WRITTEN TASK | Find the lines that hold the word "продлении" and return them.

SUPPLIED RECORDS |
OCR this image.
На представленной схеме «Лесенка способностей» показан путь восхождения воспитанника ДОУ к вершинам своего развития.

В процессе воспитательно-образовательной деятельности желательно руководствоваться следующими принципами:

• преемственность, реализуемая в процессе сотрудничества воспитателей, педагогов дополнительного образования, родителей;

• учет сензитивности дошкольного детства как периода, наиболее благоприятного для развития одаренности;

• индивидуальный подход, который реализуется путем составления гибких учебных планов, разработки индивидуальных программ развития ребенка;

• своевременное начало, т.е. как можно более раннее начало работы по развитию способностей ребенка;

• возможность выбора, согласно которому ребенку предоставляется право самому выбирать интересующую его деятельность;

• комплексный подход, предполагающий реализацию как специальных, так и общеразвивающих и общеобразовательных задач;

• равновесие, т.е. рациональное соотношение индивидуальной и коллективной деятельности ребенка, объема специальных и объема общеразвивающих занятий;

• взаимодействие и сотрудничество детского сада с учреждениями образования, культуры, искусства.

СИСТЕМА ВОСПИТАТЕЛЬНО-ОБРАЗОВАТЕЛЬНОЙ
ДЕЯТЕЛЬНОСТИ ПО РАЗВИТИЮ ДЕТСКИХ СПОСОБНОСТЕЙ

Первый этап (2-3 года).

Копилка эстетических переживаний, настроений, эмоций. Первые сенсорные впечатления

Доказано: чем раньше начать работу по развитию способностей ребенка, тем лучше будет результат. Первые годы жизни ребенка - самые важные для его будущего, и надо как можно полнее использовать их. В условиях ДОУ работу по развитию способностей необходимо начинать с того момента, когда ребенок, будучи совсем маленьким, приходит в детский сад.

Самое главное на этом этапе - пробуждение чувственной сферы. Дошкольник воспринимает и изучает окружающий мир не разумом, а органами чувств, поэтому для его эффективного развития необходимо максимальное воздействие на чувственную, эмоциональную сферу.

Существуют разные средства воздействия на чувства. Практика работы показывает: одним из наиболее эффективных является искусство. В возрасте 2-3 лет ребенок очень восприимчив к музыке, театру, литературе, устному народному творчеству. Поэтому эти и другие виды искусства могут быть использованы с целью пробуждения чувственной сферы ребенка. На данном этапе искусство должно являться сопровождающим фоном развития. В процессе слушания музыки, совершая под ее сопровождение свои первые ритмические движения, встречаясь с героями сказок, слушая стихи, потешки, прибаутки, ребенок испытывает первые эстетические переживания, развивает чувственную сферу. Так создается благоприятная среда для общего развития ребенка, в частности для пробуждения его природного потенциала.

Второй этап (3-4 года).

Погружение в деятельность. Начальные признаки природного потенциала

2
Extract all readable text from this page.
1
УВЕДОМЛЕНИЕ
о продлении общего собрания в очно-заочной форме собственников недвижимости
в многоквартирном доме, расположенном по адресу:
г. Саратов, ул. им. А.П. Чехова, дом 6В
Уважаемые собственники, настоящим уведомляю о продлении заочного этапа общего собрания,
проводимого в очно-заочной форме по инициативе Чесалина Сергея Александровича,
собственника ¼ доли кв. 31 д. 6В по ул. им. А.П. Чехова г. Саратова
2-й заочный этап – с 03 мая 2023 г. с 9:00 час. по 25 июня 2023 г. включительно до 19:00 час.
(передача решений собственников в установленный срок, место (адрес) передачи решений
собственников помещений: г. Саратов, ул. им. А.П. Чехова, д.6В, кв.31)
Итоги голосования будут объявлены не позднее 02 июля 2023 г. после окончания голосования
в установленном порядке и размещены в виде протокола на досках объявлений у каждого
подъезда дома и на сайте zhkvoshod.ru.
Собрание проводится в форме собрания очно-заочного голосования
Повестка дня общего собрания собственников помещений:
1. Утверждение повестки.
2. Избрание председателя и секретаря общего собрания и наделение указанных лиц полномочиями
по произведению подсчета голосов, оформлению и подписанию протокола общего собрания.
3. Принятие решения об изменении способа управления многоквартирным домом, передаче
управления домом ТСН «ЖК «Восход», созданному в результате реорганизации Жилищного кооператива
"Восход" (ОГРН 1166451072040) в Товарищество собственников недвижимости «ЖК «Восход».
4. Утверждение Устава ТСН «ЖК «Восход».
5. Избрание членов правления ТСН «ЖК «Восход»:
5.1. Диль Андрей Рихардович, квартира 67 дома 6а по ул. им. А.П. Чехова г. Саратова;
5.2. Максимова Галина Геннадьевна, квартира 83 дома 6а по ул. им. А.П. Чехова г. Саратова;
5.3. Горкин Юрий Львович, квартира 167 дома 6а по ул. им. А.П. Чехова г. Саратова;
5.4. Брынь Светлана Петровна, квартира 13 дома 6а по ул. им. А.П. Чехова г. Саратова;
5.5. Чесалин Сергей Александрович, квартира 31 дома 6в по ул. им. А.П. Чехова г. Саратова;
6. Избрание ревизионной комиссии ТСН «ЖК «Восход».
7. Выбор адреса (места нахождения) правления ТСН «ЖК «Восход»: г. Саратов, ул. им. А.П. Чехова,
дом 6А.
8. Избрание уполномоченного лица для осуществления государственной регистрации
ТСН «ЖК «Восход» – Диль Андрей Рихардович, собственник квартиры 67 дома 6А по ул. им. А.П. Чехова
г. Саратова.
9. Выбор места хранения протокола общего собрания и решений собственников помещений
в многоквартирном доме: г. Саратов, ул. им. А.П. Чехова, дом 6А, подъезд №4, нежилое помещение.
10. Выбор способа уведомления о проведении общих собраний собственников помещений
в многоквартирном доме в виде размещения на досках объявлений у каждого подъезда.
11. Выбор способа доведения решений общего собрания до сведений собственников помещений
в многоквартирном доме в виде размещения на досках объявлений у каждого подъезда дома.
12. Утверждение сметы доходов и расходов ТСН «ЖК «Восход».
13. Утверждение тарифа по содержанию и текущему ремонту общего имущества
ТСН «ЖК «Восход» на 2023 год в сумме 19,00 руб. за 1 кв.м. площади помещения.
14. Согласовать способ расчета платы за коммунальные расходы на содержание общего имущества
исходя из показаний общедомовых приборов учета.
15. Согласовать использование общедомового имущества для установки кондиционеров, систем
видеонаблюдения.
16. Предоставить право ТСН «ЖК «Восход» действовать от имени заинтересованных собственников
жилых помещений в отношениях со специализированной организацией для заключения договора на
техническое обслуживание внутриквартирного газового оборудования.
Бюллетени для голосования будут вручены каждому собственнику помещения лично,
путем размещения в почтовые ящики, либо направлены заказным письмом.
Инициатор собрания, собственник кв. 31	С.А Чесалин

REPLY TO THE TASK |
о продлении общего собрания в очно-заочной форме собственников недвижимости
Уважаемые собственники, настоящим уведомляю о продлении заочного этапа общего собрания,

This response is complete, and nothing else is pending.